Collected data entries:
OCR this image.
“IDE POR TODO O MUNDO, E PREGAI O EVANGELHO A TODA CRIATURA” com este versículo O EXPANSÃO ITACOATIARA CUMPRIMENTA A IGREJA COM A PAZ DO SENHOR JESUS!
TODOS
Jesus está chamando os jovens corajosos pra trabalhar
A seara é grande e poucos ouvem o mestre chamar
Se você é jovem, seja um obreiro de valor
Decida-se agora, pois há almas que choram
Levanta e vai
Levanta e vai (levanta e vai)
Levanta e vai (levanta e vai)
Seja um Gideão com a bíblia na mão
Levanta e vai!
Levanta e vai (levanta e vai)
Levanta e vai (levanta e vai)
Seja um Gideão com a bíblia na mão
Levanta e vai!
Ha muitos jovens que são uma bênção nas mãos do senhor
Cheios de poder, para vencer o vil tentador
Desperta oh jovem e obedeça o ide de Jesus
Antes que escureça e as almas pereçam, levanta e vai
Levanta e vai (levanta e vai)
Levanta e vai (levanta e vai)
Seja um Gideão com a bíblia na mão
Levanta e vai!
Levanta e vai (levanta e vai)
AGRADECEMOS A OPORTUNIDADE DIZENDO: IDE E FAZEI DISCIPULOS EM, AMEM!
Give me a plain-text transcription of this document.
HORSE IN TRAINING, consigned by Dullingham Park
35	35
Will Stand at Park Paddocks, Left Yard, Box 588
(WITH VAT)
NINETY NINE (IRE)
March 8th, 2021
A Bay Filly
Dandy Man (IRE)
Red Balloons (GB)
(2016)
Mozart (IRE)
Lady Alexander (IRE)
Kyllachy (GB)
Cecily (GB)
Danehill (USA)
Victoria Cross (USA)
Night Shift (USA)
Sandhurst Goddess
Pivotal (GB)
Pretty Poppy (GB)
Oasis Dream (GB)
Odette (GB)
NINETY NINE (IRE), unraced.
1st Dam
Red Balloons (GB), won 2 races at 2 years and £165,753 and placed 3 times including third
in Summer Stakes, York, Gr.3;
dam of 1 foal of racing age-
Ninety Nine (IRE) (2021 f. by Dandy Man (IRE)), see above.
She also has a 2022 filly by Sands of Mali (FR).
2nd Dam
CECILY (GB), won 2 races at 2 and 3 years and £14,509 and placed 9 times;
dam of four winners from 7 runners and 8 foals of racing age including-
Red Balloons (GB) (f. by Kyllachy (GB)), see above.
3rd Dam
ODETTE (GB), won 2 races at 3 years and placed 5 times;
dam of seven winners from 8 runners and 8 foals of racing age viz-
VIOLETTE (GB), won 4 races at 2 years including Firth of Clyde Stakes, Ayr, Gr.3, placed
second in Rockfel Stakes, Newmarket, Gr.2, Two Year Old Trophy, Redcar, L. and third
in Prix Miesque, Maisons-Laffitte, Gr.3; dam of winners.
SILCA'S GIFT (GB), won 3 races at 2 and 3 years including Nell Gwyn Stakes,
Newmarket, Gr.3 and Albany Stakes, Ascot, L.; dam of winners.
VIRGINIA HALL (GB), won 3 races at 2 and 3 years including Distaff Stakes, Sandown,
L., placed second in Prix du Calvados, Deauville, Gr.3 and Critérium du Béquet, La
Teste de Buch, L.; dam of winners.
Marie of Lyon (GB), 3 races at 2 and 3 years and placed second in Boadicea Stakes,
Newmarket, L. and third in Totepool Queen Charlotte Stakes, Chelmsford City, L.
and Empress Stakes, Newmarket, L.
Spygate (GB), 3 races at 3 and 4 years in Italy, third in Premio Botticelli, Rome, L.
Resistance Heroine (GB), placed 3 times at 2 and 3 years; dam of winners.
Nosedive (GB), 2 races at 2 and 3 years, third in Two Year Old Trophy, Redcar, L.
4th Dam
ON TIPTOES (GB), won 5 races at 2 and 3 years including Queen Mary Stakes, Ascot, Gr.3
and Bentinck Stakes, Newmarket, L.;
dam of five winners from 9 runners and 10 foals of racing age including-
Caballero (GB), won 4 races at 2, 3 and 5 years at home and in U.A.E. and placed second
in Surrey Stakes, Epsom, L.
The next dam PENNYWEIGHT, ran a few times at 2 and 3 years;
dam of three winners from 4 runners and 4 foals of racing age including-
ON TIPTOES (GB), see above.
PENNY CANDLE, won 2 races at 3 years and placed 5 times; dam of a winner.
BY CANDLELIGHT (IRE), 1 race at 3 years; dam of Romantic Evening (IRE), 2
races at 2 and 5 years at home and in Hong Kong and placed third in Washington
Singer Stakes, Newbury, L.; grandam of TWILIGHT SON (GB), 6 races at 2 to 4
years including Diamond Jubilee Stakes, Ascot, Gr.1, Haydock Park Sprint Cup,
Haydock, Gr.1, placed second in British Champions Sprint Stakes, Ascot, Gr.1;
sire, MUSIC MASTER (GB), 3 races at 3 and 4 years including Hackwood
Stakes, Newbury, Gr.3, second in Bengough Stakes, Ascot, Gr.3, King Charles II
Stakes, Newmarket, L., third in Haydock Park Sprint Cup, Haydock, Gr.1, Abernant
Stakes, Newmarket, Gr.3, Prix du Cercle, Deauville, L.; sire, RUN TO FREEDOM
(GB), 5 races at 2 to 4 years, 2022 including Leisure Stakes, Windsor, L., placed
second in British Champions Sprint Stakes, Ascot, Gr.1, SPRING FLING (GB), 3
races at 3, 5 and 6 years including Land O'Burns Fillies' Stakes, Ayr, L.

-- BRIEF --
Scan the listing above. Gather each line that contains the word "Park".

-- SOLUTION FOR THIS EXERCISE --
HORSE IN TRAINING, consigned by Dullingham Park
Will Stand at Park Paddocks, Left Yard, Box 588
years including Diamond Jubilee Stakes, Ascot, Gr.1, Haydock Park Sprint Cup,
Stakes, Newmarket, L., third in Haydock Park Sprint Cup, Haydock, Gr.1, Abernant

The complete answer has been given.